> [WORK TO COMPLETE]: Consider the data that follows and state how many lines contain the string "education", using the number alone.

Extracted data entries:

## START

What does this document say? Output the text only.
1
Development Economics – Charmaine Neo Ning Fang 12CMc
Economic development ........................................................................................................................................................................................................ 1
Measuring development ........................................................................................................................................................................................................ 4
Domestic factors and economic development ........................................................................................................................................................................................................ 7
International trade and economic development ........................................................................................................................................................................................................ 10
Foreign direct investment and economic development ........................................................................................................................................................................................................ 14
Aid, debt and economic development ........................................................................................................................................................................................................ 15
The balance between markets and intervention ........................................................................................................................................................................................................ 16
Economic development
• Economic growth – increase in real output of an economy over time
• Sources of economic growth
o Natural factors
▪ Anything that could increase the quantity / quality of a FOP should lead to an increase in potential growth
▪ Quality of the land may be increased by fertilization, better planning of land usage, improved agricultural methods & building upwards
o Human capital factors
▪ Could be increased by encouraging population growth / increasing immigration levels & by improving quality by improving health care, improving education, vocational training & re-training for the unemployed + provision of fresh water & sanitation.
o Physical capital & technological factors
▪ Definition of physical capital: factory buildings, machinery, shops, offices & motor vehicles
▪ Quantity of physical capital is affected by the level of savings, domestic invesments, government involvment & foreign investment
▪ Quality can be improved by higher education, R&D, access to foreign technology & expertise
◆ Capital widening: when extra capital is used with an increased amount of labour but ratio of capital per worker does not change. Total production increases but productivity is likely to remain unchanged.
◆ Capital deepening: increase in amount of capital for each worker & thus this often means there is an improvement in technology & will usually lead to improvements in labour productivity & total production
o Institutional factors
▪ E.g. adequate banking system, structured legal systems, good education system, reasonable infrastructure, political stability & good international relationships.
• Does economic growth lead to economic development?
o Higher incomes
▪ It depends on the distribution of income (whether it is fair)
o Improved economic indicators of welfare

## END

> [TASK SOLUTION]: 3